Requirements: Extract and list every line that contains the word "note".

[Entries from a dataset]
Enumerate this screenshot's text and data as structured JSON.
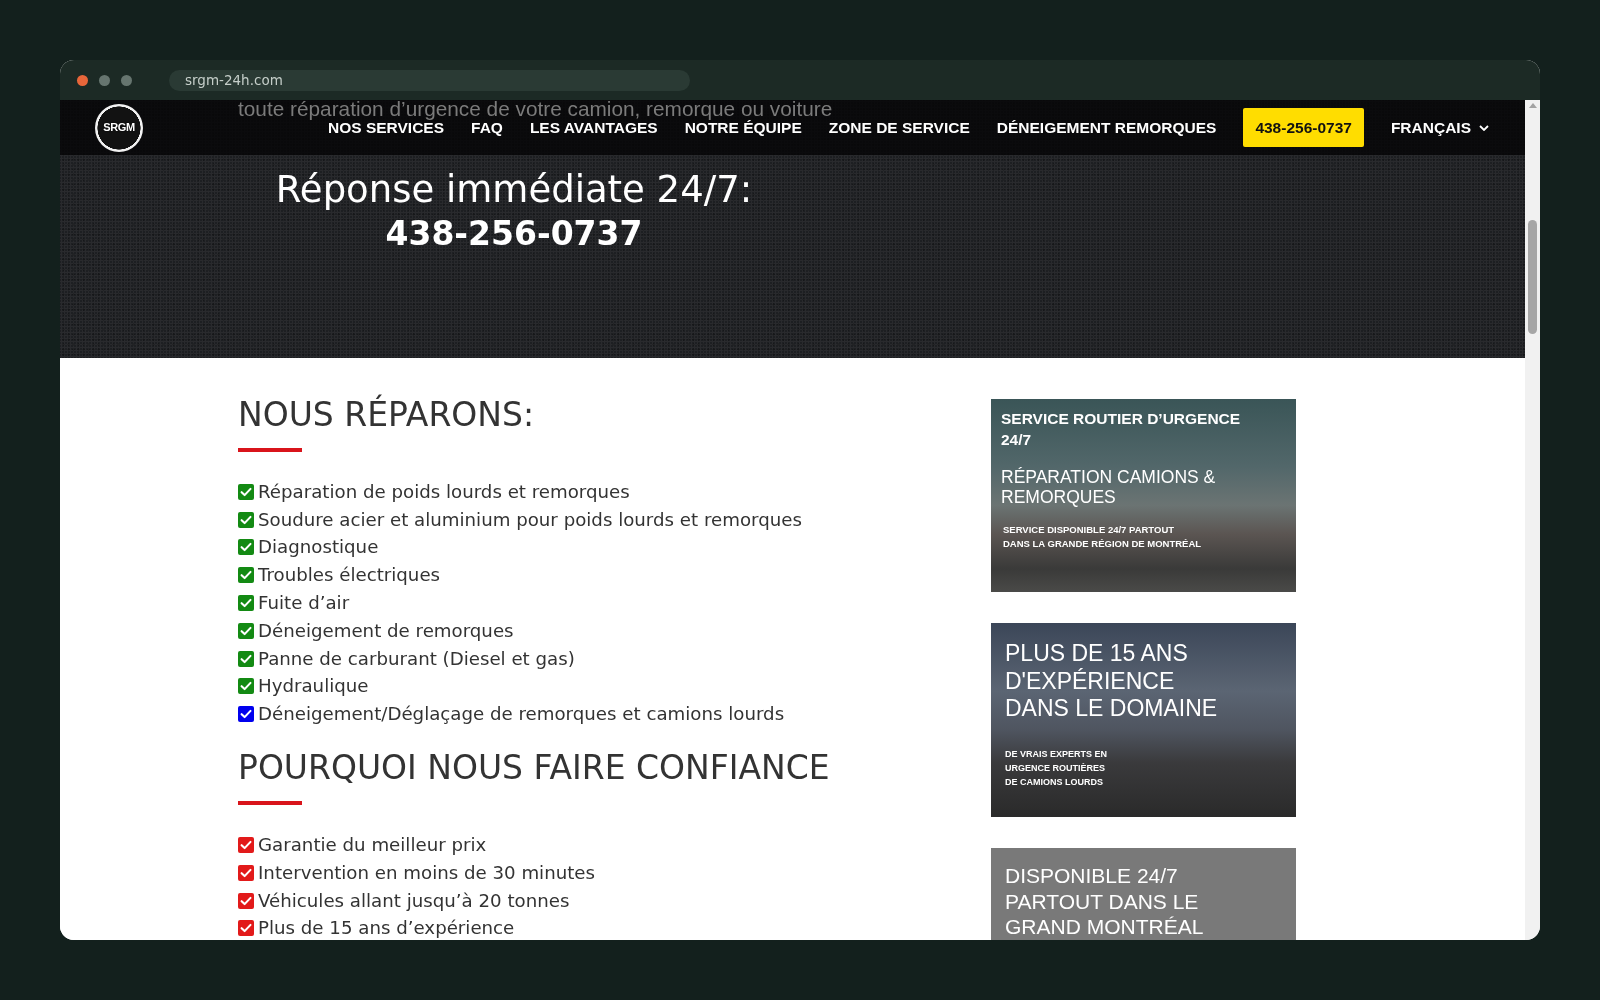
{
  "browser": {
    "address": "srgm-24h.com"
  },
  "header": {
    "logo_text": "SRGM",
    "nav": [
      {
        "label": "NOS SERVICES",
        "kind": "link"
      },
      {
        "label": "FAQ",
        "kind": "link"
      },
      {
        "label": "LES AVANTAGES",
        "kind": "link"
      },
      {
        "label": "NOTRE ÉQUIPE",
        "kind": "link"
      },
      {
        "label": "ZONE DE SERVICE",
        "kind": "link"
      },
      {
        "label": "DÉNEIGEMENT REMORQUES",
        "kind": "link"
      },
      {
        "label": "438-256-0737",
        "kind": "phone"
      },
      {
        "label": "FRANÇAIS",
        "kind": "dropdown"
      }
    ]
  },
  "hero": {
    "intro_text": "toute réparation d’urgence de votre camion, remorque ou voiture",
    "headline": "Réponse immédiate 24/7:",
    "phone": "438-256-0737"
  },
  "sections": [
    {
      "heading": "NOUS RÉPARONS:",
      "items": [
        {
          "text": "Réparation de poids lourds et remorques",
          "color": "#138a13"
        },
        {
          "text": "Soudure acier et aluminium pour poids lourds et remorques",
          "color": "#138a13"
        },
        {
          "text": "Diagnostique",
          "color": "#138a13"
        },
        {
          "text": "Troubles électriques",
          "color": "#138a13"
        },
        {
          "text": "Fuite d’air",
          "color": "#138a13"
        },
        {
          "text": "Déneigement de remorques",
          "color": "#138a13"
        },
        {
          "text": "Panne de carburant (Diesel et gas)",
          "color": "#138a13"
        },
        {
          "text": "Hydraulique",
          "color": "#138a13"
        },
        {
          "text": "Déneigement/Déglaçage de remorques et camions lourds",
          "color": "#0000ee"
        }
      ]
    },
    {
      "heading": "POURQUOI NOUS FAIRE CONFIANCE",
      "items": [
        {
          "text": "Garantie du meilleur prix",
          "color": "#e21a1a"
        },
        {
          "text": "Intervention en moins de 30 minutes",
          "color": "#e21a1a"
        },
        {
          "text": "Véhicules allant jusqu’à 20 tonnes",
          "color": "#e21a1a"
        },
        {
          "text": "Plus de 15 ans d’expérience",
          "color": "#e21a1a"
        }
      ]
    }
  ],
  "banners": [
    {
      "kind": "stacked",
      "title": "SERVICE ROUTIER D’URGENCE\n24/7",
      "subtitle": "RÉPARATION CAMIONS &\nREMORQUES",
      "note": "SERVICE DISPONIBLE 24/7 PARTOUT\nDANS LA GRANDE RÉGION DE MONTRÉAL"
    },
    {
      "kind": "headline",
      "title": "PLUS DE 15 ANS\nD'EXPÉRIENCE\nDANS LE DOMAINE",
      "note": "DE VRAIS EXPERTS EN\nURGENCE ROUTIÈRES\nDE CAMIONS LOURDS"
    },
    {
      "kind": "headline",
      "title": "DISPONIBLE 24/7\nPARTOUT DANS LE\nGRAND MONTRÉAL"
    }
  ]
}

Output for this exercise:
      "note": "SERVICE DISPONIBLE 24/7 PARTOUT\nDANS LA GRANDE RÉGION DE MONTRÉAL"
      "note": "DE VRAIS EXPERTS EN\nURGENCE ROUTIÈRES\nDE CAMIONS LOURDS"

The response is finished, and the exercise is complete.